* [Exercise requirements] Reply with only the number of lines that contain the string "title".

++++++++++++++++++++

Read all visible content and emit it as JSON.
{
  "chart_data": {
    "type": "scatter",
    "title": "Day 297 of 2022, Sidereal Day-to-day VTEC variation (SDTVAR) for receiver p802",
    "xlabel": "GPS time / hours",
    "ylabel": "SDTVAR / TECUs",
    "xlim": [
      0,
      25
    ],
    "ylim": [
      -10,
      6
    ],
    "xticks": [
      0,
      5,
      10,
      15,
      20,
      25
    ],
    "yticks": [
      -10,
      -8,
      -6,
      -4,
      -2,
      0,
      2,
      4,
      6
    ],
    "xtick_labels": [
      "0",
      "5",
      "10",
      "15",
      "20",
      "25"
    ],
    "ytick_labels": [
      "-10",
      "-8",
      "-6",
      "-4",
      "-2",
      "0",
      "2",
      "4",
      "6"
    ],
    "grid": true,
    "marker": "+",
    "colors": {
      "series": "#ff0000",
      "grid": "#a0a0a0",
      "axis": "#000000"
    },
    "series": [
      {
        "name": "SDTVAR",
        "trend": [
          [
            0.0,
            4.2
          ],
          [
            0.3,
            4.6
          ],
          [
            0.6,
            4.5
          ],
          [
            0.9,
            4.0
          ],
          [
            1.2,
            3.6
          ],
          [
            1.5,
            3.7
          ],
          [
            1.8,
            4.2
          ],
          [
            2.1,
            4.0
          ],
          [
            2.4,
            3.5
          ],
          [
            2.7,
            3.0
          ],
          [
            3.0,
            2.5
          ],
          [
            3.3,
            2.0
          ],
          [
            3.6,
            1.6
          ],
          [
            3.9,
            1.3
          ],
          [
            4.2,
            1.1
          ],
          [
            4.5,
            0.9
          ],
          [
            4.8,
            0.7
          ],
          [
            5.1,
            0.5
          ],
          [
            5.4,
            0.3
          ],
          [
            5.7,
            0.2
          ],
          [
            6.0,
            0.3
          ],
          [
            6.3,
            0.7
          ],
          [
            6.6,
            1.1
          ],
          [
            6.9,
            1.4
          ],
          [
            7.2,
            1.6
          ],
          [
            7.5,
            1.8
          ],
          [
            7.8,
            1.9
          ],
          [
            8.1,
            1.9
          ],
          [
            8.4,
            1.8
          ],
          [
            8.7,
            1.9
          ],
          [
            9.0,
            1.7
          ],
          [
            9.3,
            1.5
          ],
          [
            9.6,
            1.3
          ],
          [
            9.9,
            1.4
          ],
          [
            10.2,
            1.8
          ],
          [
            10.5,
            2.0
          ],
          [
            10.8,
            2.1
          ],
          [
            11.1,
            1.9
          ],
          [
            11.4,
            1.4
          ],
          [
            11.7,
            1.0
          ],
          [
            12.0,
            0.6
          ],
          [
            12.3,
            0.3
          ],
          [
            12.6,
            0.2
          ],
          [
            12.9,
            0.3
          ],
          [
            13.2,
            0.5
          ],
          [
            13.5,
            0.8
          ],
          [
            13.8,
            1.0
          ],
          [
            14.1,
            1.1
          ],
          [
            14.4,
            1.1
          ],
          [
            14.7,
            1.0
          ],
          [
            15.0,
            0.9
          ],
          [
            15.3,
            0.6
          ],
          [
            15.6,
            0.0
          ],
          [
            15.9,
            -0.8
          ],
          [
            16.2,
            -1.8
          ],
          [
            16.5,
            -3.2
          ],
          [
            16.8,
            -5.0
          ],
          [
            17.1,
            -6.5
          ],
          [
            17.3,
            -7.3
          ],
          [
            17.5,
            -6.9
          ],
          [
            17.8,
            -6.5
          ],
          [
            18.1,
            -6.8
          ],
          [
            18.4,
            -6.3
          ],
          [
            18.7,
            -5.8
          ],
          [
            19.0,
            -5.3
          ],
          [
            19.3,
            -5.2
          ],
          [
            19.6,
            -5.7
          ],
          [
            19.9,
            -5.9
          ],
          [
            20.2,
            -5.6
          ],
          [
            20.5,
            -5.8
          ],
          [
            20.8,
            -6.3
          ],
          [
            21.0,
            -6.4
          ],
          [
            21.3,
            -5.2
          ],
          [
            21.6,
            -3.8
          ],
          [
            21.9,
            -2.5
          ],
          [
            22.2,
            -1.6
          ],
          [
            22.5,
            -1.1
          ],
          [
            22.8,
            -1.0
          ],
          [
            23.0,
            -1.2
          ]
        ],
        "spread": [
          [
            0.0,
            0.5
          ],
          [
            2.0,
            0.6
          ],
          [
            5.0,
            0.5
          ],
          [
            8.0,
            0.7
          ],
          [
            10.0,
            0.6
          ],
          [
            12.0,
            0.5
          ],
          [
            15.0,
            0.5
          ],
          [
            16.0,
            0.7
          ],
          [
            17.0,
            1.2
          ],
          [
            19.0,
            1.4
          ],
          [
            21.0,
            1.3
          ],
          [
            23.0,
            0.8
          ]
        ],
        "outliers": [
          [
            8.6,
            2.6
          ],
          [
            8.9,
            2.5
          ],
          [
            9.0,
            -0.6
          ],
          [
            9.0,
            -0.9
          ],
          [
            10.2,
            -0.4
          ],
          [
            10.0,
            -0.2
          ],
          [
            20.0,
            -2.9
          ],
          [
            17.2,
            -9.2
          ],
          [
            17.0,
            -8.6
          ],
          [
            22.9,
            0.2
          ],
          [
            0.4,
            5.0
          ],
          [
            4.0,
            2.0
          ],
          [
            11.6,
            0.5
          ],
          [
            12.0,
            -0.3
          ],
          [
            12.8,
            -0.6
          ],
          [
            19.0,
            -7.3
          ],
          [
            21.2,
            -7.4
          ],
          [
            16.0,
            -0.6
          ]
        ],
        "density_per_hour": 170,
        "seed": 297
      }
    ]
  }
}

++++++++++++++++++++

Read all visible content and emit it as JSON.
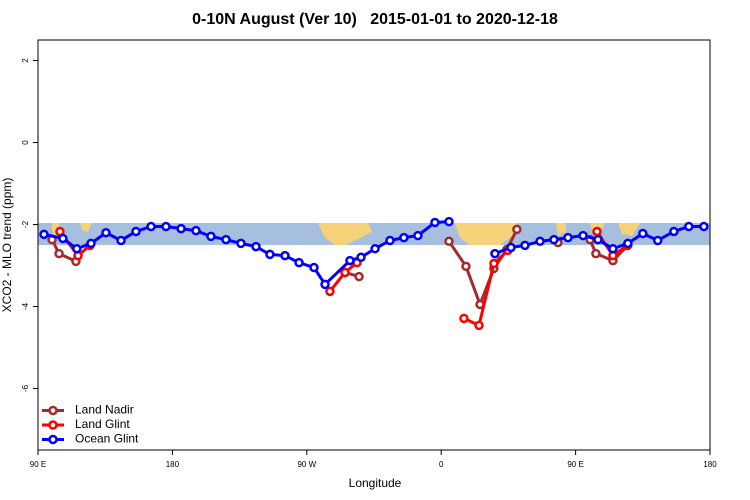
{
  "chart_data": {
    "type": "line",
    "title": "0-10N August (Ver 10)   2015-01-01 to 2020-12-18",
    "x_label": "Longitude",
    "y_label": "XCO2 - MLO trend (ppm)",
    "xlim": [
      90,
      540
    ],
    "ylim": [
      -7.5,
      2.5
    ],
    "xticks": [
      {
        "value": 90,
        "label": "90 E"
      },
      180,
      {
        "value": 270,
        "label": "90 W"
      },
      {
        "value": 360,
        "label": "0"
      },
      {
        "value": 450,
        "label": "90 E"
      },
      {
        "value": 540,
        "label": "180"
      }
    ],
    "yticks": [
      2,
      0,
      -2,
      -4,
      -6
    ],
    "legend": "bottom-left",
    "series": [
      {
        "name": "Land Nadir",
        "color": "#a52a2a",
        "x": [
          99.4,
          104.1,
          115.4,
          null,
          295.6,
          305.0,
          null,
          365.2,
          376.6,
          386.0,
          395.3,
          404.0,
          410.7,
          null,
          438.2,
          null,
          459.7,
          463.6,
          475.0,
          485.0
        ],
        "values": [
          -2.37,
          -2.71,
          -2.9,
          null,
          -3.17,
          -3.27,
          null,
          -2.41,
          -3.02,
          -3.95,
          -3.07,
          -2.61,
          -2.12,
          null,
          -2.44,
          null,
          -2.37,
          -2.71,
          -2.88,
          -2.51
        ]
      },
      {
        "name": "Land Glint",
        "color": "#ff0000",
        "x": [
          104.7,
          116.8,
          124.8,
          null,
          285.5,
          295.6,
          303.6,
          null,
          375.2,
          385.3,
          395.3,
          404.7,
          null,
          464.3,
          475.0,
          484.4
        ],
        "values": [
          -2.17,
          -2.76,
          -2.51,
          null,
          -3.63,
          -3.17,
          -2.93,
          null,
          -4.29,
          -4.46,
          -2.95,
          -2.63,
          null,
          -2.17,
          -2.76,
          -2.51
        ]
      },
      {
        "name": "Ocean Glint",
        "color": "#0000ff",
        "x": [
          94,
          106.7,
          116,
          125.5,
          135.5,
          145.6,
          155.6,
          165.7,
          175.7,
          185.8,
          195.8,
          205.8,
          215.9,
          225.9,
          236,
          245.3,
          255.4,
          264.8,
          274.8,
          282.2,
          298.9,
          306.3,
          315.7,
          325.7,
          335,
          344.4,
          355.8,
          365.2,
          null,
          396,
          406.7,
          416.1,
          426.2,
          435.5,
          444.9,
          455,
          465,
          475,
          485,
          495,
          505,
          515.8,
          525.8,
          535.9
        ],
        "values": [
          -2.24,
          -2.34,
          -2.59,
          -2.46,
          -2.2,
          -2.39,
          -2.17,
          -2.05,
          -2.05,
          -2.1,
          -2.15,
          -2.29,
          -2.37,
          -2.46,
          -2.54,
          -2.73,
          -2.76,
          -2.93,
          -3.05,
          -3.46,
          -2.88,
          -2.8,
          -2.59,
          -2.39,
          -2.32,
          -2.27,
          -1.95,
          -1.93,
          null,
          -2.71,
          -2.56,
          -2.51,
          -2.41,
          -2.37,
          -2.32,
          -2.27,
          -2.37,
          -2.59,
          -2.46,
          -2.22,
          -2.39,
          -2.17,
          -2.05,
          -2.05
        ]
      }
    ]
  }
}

++++++++++++++++++++

* [Solution to this problem] 2